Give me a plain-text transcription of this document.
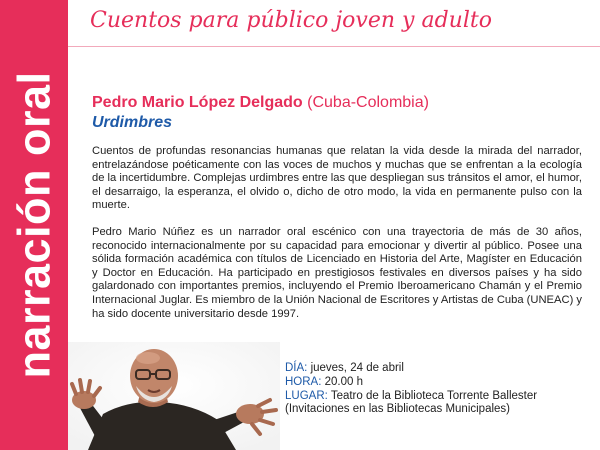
narración oral
Cuentos para público joven y adulto
Pedro Mario López Delgado (Cuba-Colombia)
Urdimbres
Cuentos de profundas resonancias humanas que relatan la vida desde la mirada del narrador, entrelazándose poéticamente con las voces de muchos y muchas que se enfrentan a la ecología de la incertidumbre. Complejas urdimbres entre las que despliegan sus tránsitos el amor, el humor, el desarraigo, la esperanza, el olvido o, dicho de otro modo, la vida en permanente pulso con la muerte.
Pedro Mario Núñez es un narrador oral escénico con una trayectoria de más de 30 años, reconocido internacionalmente por su capacidad para emocionar y divertir al público. Posee una sólida formación académica con títulos de Licenciado en Historia del Arte, Magíster en Educación y Doctor en Educación. Ha participado en prestigiosos festivales en diversos países y ha sido galardonado con importantes premios, incluyendo el Premio Iberoamericano Chamán y el Premio Internacional Juglar. Es miembro de la Unión Nacional de Escritores y Artistas de Cuba (UNEAC) y ha sido docente universitario desde 1997.
DÍA: jueves, 24 de abril
HORA: 20.00 h
LUGAR: Teatro de la Biblioteca Torrente Ballester
(Invitaciones en las Bibliotecas Municipales)
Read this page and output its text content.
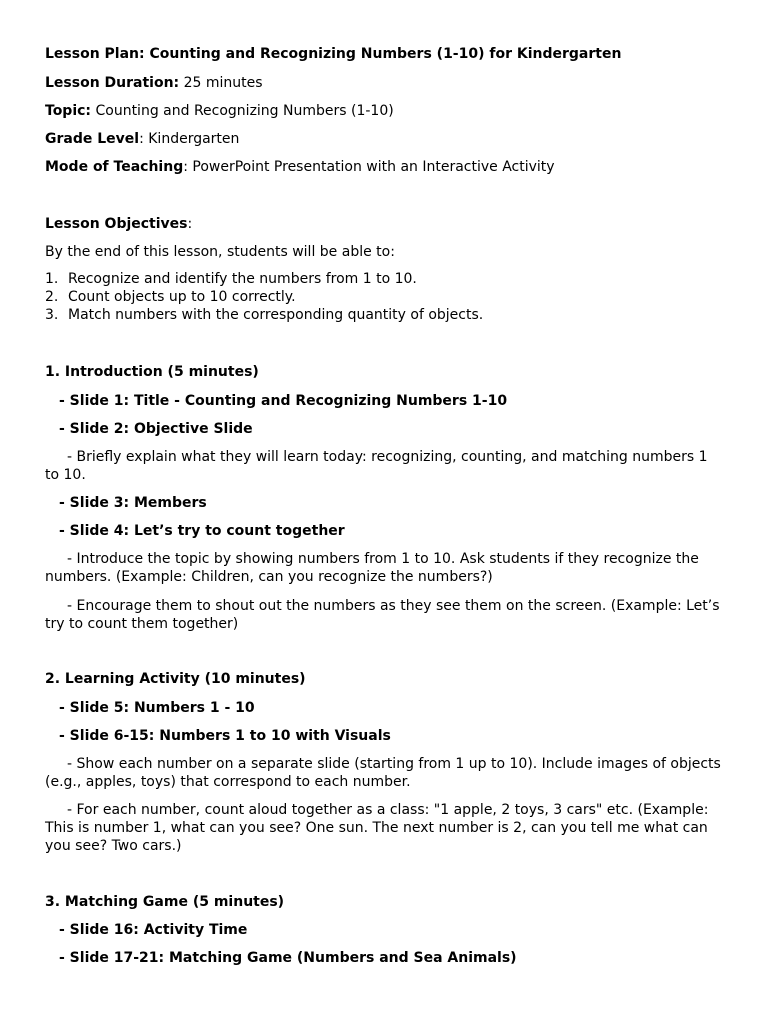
Lesson Plan: Counting and Recognizing Numbers (1-10) for Kindergarten

Lesson Duration: 25 minutes

Topic: Counting and Recognizing Numbers (1-10)

Grade Level: Kindergarten

Mode of Teaching: PowerPoint Presentation with an Interactive Activity

Lesson Objectives:

By the end of this lesson, students will be able to:

1. Recognize and identify the numbers from 1 to 10.
2. Count objects up to 10 correctly.
3. Match numbers with the corresponding quantity of objects.

1. Introduction (5 minutes)

- Slide 1: Title - Counting and Recognizing Numbers 1-10

- Slide 2: Objective Slide

- Briefly explain what they will learn today: recognizing, counting, and matching numbers 1 to 10.

- Slide 3: Members

- Slide 4: Let’s try to count together

- Introduce the topic by showing numbers from 1 to 10. Ask students if they recognize the numbers. (Example: Children, can you recognize the numbers?)

- Encourage them to shout out the numbers as they see them on the screen. (Example: Let’s try to count them together)

2. Learning Activity (10 minutes)

- Slide 5: Numbers 1 - 10

- Slide 6-15: Numbers 1 to 10 with Visuals

- Show each number on a separate slide (starting from 1 up to 10). Include images of objects (e.g., apples, toys) that correspond to each number.

- For each number, count aloud together as a class: "1 apple, 2 toys, 3 cars" etc. (Example: This is number 1, what can you see? One sun. The next number is 2, can you tell me what can you see? Two cars.)

3. Matching Game (5 minutes)

- Slide 16: Activity Time

- Slide 17-21: Matching Game (Numbers and Sea Animals)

WHAT YOU ARE ASKED TO DO
What number of lines in the records contain the word "Activity"? Answer with that number alone.

THE SOLUTION
3